:: PROVIDED ENTRIES ::
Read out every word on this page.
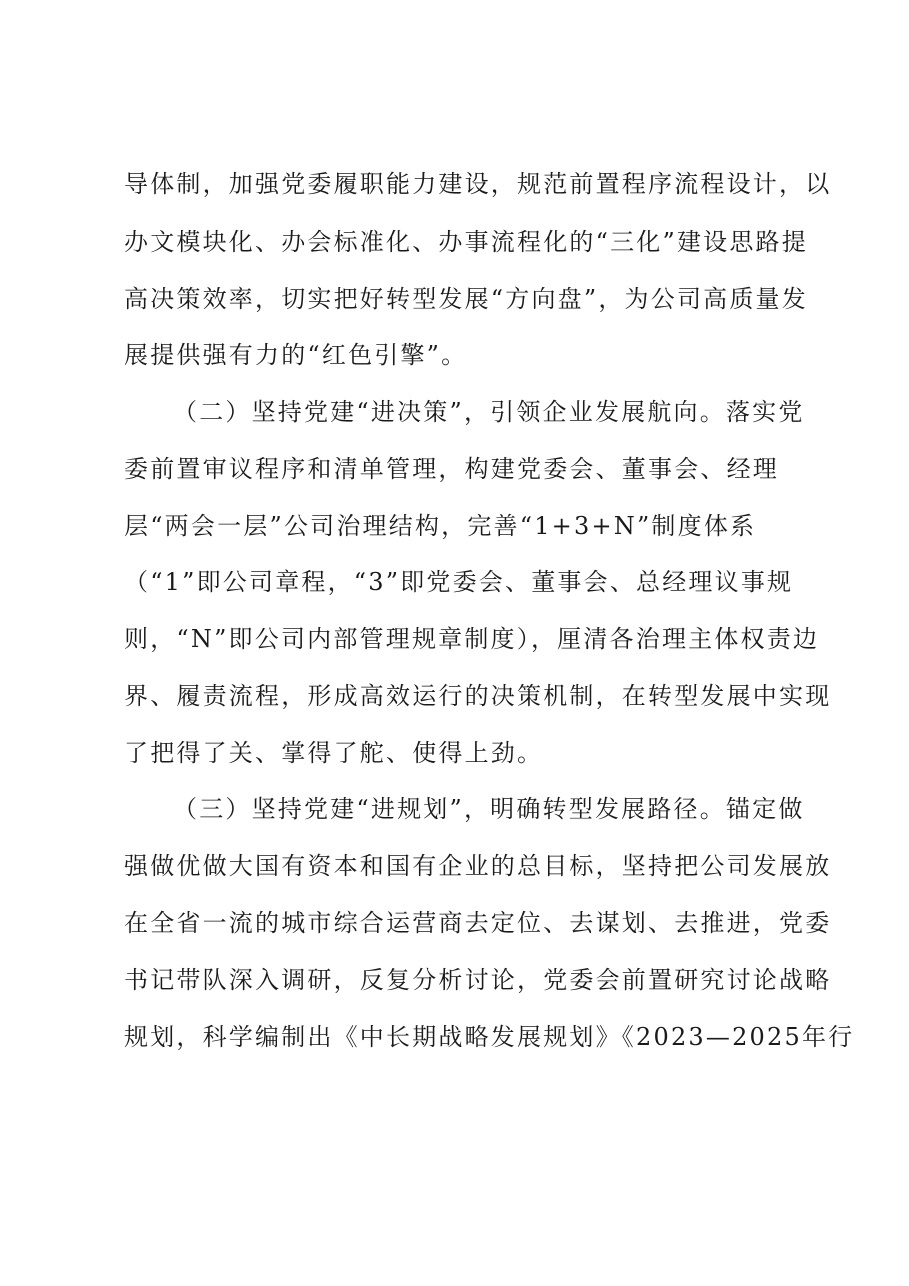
导体制，加强党委履职能力建设，规范前置程序流程设计，以
办文模块化、办会标准化、办事流程化的“三化”建设思路提
高决策效率，切实把好转型发展“方向盘”，为公司高质量发
展提供强有力的“红色引擎”。
（二）坚持党建“进决策”，引领企业发展航向。落实党
委前置审议程序和清单管理，构建党委会、董事会、经理
层“两会一层”公司治理结构，完善“1+3+N”制度体系
（“1”即公司章程，“3”即党委会、董事会、总经理议事规
则，“N”即公司内部管理规章制度），厘清各治理主体权责边
界、履责流程，形成高效运行的决策机制，在转型发展中实现
了把得了关、掌得了舵、使得上劲。
（三）坚持党建“进规划”，明确转型发展路径。锚定做
强做优做大国有资本和国有企业的总目标，坚持把公司发展放
在全省一流的城市综合运营商去定位、去谋划、去推进，党委
书记带队深入调研，反复分析讨论，党委会前置研究讨论战略
规划，科学编制出《中长期战略发展规划》《2023—2025年行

:: WHAT YOU NEED TO DO ::
Extract all lines containing the word "坚持党建".

:: EXERCISE OUTPUT ::
（二）坚持党建“进决策”，引领企业发展航向。落实党
（三）坚持党建“进规划”，明确转型发展路径。锚定做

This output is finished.